— Exercise description —
Pick out each line of the records that includes the string "Migration", and copy it.

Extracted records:
>> begin

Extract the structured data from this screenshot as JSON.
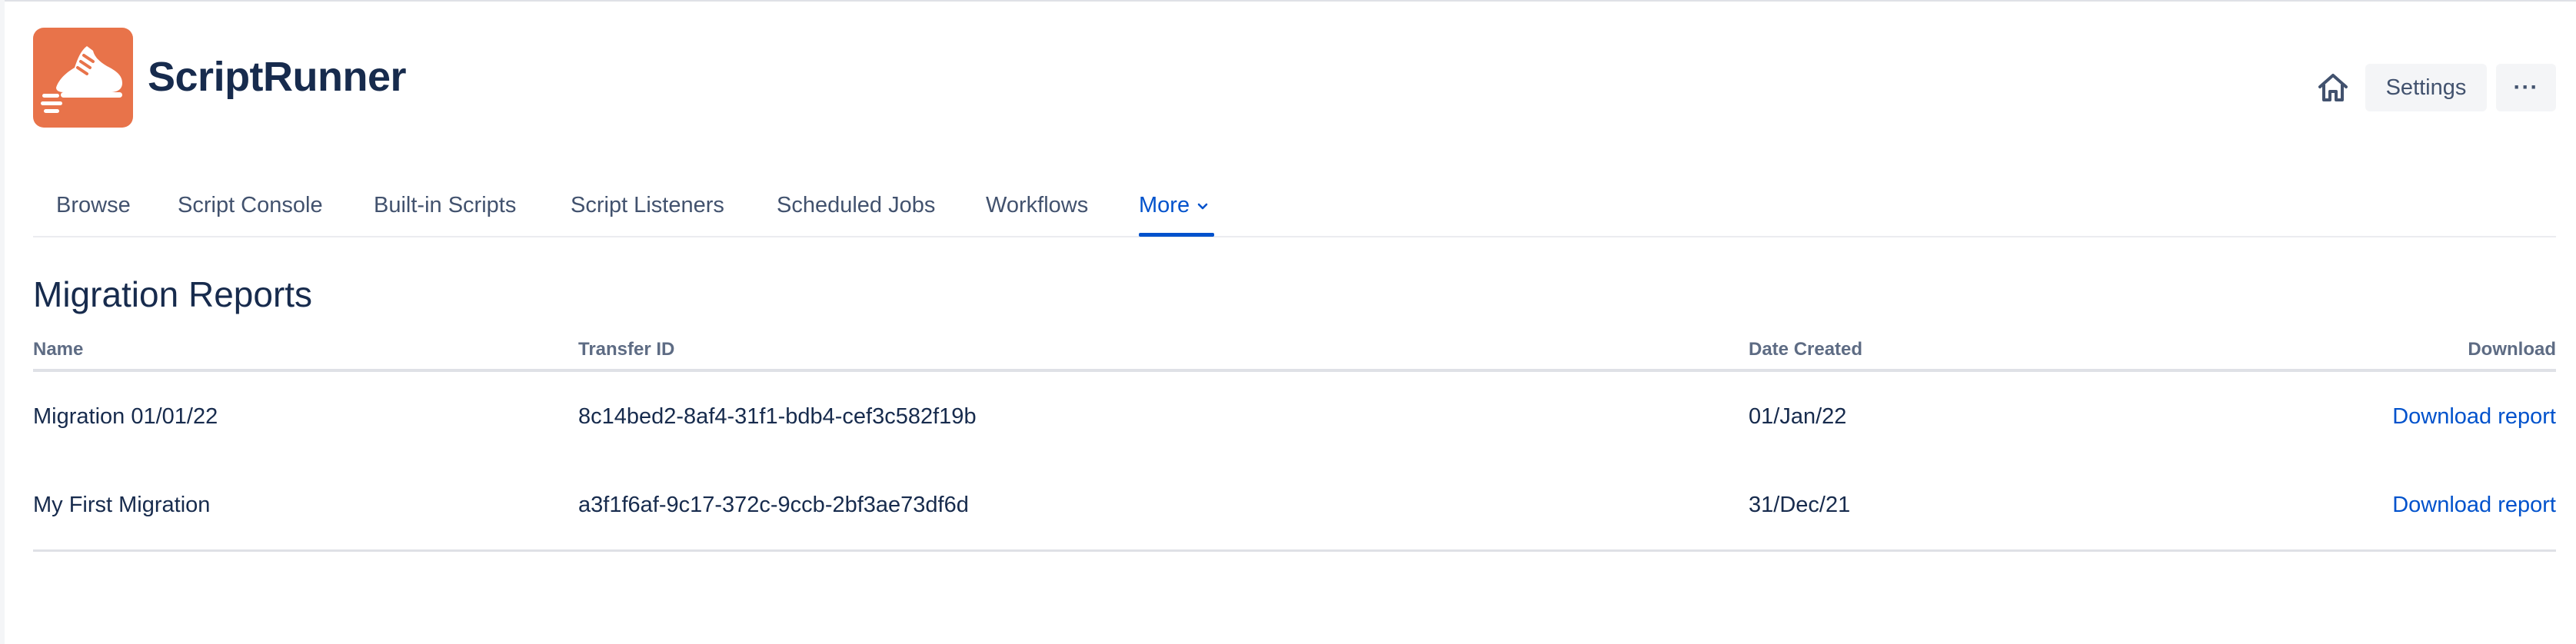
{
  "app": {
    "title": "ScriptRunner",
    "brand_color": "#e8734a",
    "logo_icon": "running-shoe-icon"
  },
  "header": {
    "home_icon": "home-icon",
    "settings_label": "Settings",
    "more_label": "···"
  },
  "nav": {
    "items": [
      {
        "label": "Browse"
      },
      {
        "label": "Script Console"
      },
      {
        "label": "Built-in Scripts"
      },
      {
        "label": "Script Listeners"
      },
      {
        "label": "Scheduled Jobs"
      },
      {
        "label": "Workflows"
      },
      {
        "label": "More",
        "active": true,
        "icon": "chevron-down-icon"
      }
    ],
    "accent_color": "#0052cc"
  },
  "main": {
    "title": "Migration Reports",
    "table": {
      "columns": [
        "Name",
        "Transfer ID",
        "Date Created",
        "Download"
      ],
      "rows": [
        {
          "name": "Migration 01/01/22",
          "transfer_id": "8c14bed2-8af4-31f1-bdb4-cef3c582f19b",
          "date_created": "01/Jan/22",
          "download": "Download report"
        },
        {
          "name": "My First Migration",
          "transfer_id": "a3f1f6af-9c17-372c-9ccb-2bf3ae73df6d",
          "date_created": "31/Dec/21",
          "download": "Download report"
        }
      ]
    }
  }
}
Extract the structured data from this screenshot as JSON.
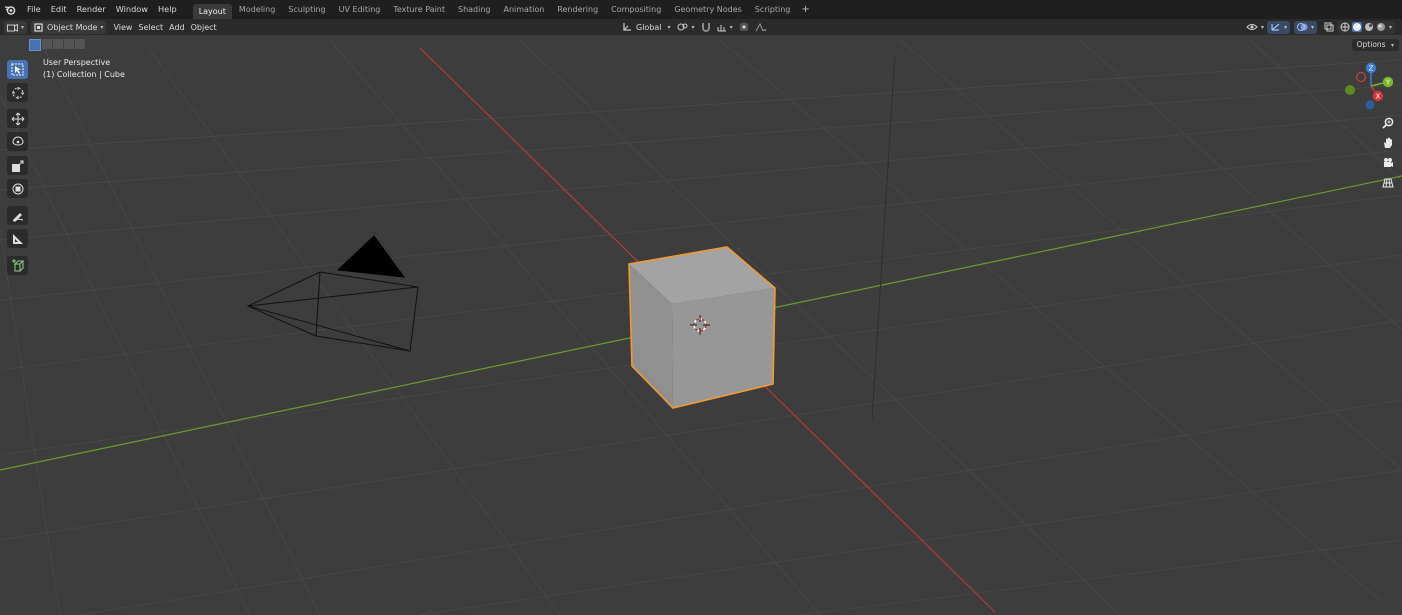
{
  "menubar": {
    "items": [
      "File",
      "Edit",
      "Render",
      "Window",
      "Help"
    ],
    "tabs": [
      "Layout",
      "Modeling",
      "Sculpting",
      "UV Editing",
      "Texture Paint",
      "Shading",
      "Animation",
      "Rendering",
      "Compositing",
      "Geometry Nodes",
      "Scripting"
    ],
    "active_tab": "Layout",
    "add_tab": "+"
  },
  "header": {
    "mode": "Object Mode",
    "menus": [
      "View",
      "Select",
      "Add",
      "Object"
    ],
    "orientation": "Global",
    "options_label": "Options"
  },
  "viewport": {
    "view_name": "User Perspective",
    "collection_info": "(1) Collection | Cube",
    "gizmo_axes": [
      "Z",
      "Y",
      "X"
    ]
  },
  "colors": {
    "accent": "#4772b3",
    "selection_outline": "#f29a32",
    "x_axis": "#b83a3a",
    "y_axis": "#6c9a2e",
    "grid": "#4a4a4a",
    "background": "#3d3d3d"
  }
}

>> end
>> begin

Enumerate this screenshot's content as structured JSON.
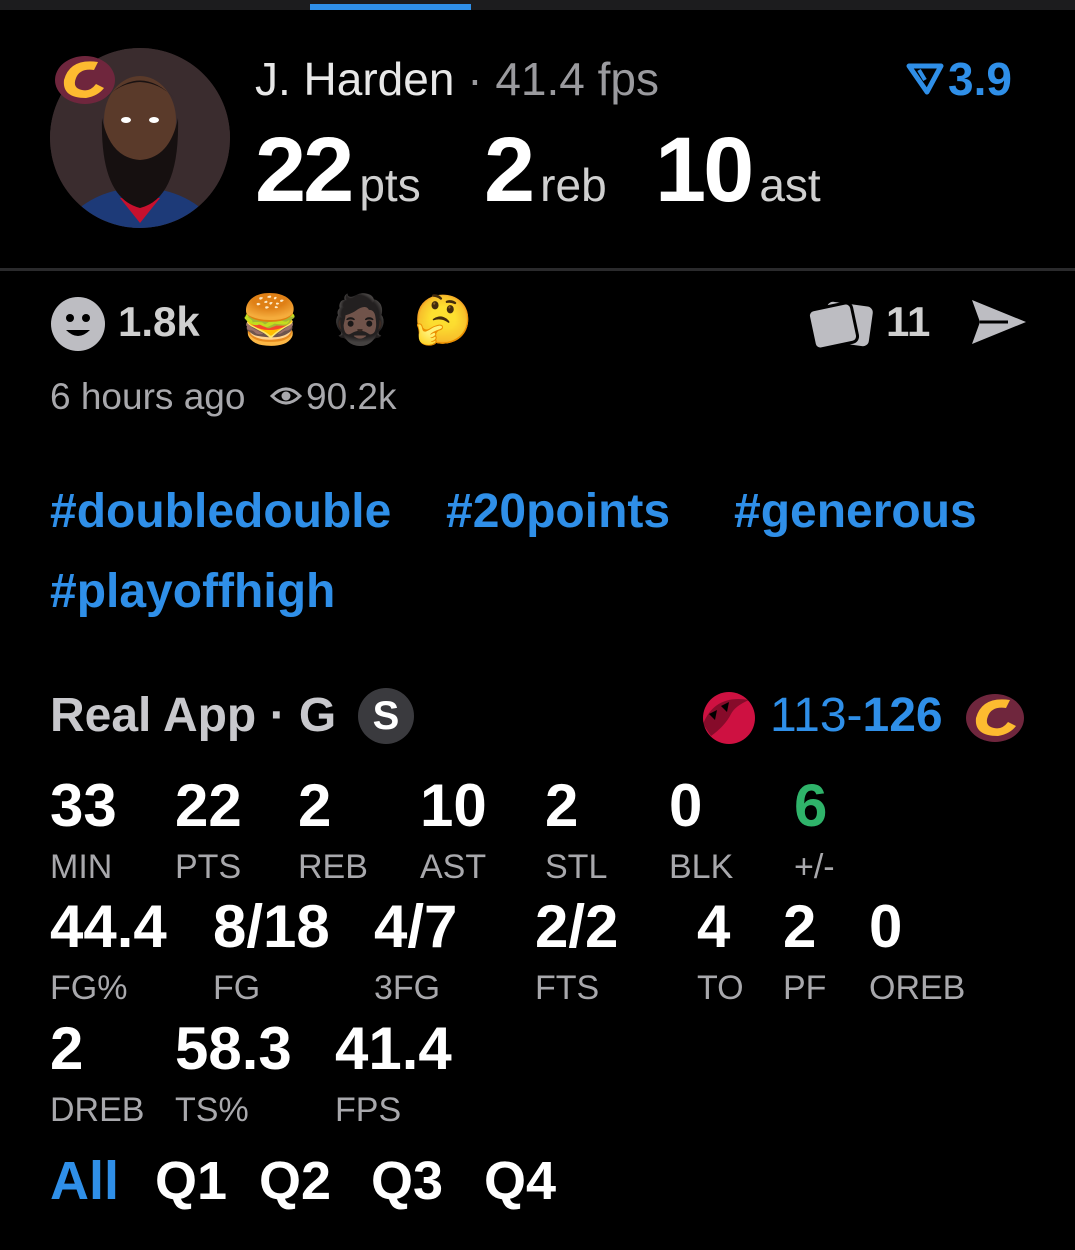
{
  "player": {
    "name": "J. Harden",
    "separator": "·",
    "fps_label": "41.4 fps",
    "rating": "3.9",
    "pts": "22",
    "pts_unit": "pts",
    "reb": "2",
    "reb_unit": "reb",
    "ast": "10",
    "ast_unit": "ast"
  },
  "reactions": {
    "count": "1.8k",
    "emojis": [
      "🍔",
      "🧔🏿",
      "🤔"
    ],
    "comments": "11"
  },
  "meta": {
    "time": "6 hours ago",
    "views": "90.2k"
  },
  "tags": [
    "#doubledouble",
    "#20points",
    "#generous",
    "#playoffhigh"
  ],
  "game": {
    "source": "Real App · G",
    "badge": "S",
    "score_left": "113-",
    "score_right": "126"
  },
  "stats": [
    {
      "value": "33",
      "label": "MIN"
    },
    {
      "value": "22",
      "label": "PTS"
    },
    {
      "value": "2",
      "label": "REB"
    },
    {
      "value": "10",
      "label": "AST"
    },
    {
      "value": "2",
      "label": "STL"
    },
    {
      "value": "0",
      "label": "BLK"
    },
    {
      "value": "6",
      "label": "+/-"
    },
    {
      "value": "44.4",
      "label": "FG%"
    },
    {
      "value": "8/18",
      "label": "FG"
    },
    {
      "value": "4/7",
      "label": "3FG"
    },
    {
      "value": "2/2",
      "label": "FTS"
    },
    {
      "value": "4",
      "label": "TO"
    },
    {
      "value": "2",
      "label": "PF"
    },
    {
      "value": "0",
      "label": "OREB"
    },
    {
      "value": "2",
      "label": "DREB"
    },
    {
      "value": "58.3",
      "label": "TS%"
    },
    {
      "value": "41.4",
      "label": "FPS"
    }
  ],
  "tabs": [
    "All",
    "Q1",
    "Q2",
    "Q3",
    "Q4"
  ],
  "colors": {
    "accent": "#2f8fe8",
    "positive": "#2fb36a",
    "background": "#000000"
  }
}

>> end
>> begin

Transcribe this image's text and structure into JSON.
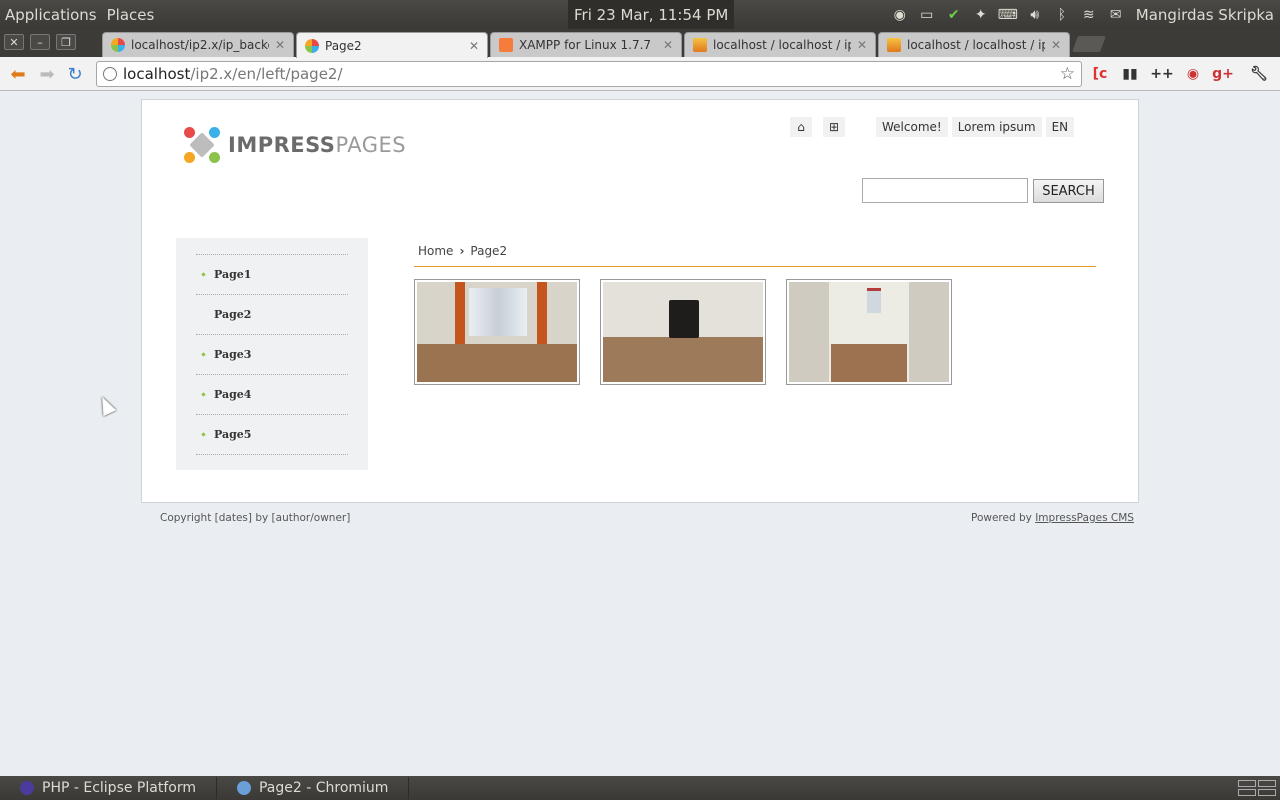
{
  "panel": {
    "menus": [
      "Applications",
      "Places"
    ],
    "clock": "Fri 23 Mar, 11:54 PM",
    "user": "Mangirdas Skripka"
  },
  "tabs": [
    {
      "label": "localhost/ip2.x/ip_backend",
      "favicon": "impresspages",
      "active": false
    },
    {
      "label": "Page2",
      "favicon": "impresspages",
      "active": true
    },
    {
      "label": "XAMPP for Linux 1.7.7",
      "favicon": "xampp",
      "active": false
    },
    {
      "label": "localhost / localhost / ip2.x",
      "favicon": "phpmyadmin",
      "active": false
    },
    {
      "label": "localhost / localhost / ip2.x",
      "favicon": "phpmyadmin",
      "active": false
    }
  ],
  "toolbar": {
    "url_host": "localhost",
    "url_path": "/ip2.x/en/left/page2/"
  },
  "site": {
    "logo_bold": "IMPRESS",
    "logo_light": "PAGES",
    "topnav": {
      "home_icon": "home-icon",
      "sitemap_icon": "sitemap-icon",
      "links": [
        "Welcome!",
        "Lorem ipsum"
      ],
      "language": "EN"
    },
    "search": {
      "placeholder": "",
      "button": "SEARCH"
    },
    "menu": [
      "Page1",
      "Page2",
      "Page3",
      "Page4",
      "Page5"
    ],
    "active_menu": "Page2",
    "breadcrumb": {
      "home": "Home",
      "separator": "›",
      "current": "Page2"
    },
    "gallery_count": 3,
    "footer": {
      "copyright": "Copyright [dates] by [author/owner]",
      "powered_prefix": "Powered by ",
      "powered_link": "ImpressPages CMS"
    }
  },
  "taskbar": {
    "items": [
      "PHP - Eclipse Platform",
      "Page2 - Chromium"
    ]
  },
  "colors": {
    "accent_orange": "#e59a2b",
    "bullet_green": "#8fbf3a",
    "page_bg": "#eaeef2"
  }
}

>> end

— Answer below —
    "title": "Migration Reports",
          "name": "Migration 01/01/22",
          "name": "My First Migration",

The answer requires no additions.